| THE PROBLEM |
Nothing in the entries may be altered; copy them in full.

| Records drawn from a dataset |
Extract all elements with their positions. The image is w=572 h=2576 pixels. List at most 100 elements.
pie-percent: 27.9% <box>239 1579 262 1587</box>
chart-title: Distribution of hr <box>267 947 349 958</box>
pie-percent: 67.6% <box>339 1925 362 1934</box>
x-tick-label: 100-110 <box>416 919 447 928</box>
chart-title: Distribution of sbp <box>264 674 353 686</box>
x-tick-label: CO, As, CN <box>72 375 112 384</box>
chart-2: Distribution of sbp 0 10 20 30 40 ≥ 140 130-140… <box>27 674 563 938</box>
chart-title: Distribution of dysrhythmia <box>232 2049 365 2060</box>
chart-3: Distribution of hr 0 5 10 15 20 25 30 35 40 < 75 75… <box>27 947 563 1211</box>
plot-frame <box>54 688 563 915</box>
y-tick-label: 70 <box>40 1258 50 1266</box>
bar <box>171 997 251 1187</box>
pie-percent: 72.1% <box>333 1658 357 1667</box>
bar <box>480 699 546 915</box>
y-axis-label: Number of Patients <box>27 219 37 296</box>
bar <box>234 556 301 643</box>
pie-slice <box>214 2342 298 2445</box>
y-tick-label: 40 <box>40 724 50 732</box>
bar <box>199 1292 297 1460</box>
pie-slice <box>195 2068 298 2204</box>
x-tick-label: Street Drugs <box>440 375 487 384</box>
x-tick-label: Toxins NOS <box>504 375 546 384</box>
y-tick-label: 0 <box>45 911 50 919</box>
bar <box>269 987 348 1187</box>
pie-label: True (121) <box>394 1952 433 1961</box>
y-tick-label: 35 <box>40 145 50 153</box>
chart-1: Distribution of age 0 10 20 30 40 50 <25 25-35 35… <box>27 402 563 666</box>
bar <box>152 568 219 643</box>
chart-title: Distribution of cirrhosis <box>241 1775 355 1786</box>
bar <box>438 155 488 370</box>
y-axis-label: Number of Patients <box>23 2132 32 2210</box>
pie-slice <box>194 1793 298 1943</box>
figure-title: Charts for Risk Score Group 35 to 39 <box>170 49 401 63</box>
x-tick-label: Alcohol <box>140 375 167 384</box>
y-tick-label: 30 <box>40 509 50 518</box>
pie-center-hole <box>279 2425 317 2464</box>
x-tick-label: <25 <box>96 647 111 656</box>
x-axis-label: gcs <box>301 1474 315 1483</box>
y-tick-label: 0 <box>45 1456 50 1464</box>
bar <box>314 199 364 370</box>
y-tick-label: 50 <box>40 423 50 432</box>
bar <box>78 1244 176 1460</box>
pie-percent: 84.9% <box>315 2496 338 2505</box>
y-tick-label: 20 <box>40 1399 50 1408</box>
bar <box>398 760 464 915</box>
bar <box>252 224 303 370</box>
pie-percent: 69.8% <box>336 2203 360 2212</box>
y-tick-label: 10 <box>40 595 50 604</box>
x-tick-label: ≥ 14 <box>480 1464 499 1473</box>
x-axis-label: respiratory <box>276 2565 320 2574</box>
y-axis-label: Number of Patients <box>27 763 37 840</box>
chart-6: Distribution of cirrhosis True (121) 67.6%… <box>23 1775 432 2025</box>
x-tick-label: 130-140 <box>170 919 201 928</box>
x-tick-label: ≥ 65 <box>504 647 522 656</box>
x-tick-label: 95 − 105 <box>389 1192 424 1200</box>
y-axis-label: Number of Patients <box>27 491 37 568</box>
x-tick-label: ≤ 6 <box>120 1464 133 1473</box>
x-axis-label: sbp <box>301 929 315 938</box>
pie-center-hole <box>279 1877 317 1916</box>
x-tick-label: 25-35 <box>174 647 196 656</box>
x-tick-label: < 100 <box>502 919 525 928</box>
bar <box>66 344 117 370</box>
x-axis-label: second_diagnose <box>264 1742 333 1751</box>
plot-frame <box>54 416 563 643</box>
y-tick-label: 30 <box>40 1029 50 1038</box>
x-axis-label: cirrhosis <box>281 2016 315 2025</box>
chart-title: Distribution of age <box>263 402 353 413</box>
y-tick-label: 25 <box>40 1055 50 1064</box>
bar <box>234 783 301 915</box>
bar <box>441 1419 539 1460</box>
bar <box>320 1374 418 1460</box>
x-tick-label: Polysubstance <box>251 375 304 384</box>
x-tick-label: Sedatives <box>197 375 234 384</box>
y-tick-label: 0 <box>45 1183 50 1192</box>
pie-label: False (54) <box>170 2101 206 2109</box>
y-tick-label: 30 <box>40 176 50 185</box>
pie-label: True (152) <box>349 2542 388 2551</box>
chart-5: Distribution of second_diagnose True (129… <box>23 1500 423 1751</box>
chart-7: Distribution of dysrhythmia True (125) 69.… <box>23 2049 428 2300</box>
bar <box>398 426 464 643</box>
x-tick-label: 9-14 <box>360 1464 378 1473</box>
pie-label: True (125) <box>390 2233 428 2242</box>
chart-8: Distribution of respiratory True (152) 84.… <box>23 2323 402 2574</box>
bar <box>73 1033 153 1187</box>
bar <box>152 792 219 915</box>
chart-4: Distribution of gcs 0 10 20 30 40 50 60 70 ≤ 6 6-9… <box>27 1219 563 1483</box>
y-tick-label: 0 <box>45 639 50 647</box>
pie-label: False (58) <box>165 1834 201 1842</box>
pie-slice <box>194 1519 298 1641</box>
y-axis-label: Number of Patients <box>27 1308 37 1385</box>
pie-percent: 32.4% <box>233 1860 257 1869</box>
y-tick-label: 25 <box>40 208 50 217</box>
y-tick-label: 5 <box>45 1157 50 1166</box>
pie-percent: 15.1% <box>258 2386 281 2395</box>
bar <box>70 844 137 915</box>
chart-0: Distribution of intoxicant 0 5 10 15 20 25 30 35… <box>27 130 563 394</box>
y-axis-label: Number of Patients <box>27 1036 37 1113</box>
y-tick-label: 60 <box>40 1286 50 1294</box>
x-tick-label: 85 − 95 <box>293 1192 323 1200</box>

| OUTPUT BELOW |
Extract all elements with their positions. The image is w=572 h=2576 pixels. List at most 100 elements.
pie-percent: 27.9% <box>239 1579 262 1587</box>
chart-title: Distribution of hr <box>267 947 349 958</box>
pie-percent: 67.6% <box>339 1925 362 1934</box>
x-tick-label: 100-110 <box>416 919 447 928</box>
chart-title: Distribution of sbp <box>264 674 353 686</box>
x-tick-label: CO, As, CN <box>72 375 112 384</box>
chart-2: Distribution of sbp 0 10 20 30 40 ≥ 140 130-140… <box>27 674 563 938</box>
chart-title: Distribution of dysrhythmia <box>232 2049 365 2060</box>
chart-3: Distribution of hr 0 5 10 15 20 25 30 35 40 < 75 75… <box>27 947 563 1211</box>
plot-frame <box>54 688 563 915</box>
y-tick-label: 70 <box>40 1258 50 1266</box>
bar <box>171 997 251 1187</box>
pie-percent: 72.1% <box>333 1658 357 1667</box>
bar <box>480 699 546 915</box>
y-axis-label: Number of Patients <box>27 219 37 296</box>
bar <box>234 556 301 643</box>
pie-slice <box>214 2342 298 2445</box>
y-tick-label: 40 <box>40 724 50 732</box>
bar <box>199 1292 297 1460</box>
pie-slice <box>195 2068 298 2204</box>
x-tick-label: Street Drugs <box>440 375 487 384</box>
x-tick-label: Toxins NOS <box>504 375 546 384</box>
y-tick-label: 0 <box>45 911 50 919</box>
bar <box>269 987 348 1187</box>
pie-label: True (121) <box>394 1952 433 1961</box>
y-tick-label: 35 <box>40 145 50 153</box>
chart-1: Distribution of age 0 10 20 30 40 50 <25 25-35 35… <box>27 402 563 666</box>
bar <box>152 568 219 643</box>
chart-title: Distribution of cirrhosis <box>241 1775 355 1786</box>
bar <box>438 155 488 370</box>
y-axis-label: Number of Patients <box>23 2132 32 2210</box>
pie-slice <box>194 1793 298 1943</box>
figure-title: Charts for Risk Score Group 35 to 39 <box>170 49 401 63</box>
x-tick-label: Alcohol <box>140 375 167 384</box>
y-tick-label: 30 <box>40 509 50 518</box>
pie-center-hole <box>279 2425 317 2464</box>
x-tick-label: <25 <box>96 647 111 656</box>
x-axis-label: gcs <box>301 1474 315 1483</box>
y-tick-label: 0 <box>45 1456 50 1464</box>
bar <box>314 199 364 370</box>
y-tick-label: 50 <box>40 423 50 432</box>
bar <box>78 1244 176 1460</box>
pie-percent: 84.9% <box>315 2496 338 2505</box>
y-tick-label: 20 <box>40 1399 50 1408</box>
bar <box>398 760 464 915</box>
bar <box>252 224 303 370</box>
pie-percent: 69.8% <box>336 2203 360 2212</box>
y-tick-label: 10 <box>40 595 50 604</box>
x-tick-label: ≥ 14 <box>480 1464 499 1473</box>
x-axis-label: respiratory <box>276 2565 320 2574</box>
y-axis-label: Number of Patients <box>27 763 37 840</box>
chart-6: Distribution of cirrhosis True (121) 67.6%… <box>23 1775 432 2025</box>
x-tick-label: 130-140 <box>170 919 201 928</box>
x-tick-label: ≥ 65 <box>504 647 522 656</box>
x-tick-label: 95 − 105 <box>389 1192 424 1200</box>
y-axis-label: Number of Patients <box>27 491 37 568</box>
x-tick-label: ≤ 6 <box>120 1464 133 1473</box>
x-axis-label: sbp <box>301 929 315 938</box>
pie-center-hole <box>279 1877 317 1916</box>
x-tick-label: 25-35 <box>174 647 196 656</box>
x-tick-label: < 100 <box>502 919 525 928</box>
bar <box>66 344 117 370</box>
x-axis-label: second_diagnose <box>264 1742 333 1751</box>
plot-frame <box>54 416 563 643</box>
y-tick-label: 30 <box>40 1029 50 1038</box>
x-axis-label: cirrhosis <box>281 2016 315 2025</box>
chart-title: Distribution of age <box>263 402 353 413</box>
y-tick-label: 25 <box>40 1055 50 1064</box>
bar <box>234 783 301 915</box>
bar <box>441 1419 539 1460</box>
bar <box>320 1374 418 1460</box>
x-tick-label: Polysubstance <box>251 375 304 384</box>
x-tick-label: Sedatives <box>197 375 234 384</box>
y-tick-label: 0 <box>45 1183 50 1192</box>
pie-label: False (54) <box>170 2101 206 2109</box>
y-tick-label: 30 <box>40 176 50 185</box>
pie-label: True (152) <box>349 2542 388 2551</box>
chart-5: Distribution of second_diagnose True (129… <box>23 1500 423 1751</box>
chart-7: Distribution of dysrhythmia True (125) 69.… <box>23 2049 428 2300</box>
bar <box>398 426 464 643</box>
x-tick-label: 9-14 <box>360 1464 378 1473</box>
pie-label: True (125) <box>390 2233 428 2242</box>
chart-8: Distribution of respiratory True (152) 84.… <box>23 2323 402 2574</box>
bar <box>73 1033 153 1187</box>
bar <box>152 792 219 915</box>
chart-4: Distribution of gcs 0 10 20 30 40 50 60 70 ≤ 6 6-9… <box>27 1219 563 1483</box>
y-tick-label: 0 <box>45 639 50 647</box>
pie-label: False (58) <box>165 1834 201 1842</box>
pie-slice <box>194 1519 298 1641</box>
y-axis-label: Number of Patients <box>27 1308 37 1385</box>
pie-percent: 32.4% <box>233 1860 257 1869</box>
y-tick-label: 25 <box>40 208 50 217</box>
y-tick-label: 5 <box>45 1157 50 1166</box>
pie-percent: 15.1% <box>258 2386 281 2395</box>
bar <box>70 844 137 915</box>
chart-0: Distribution of intoxicant 0 5 10 15 20 25 30 35… <box>27 130 563 394</box>
y-axis-label: Number of Patients <box>27 1036 37 1113</box>
y-tick-label: 60 <box>40 1286 50 1294</box>
x-tick-label: 85 − 95 <box>293 1192 323 1200</box>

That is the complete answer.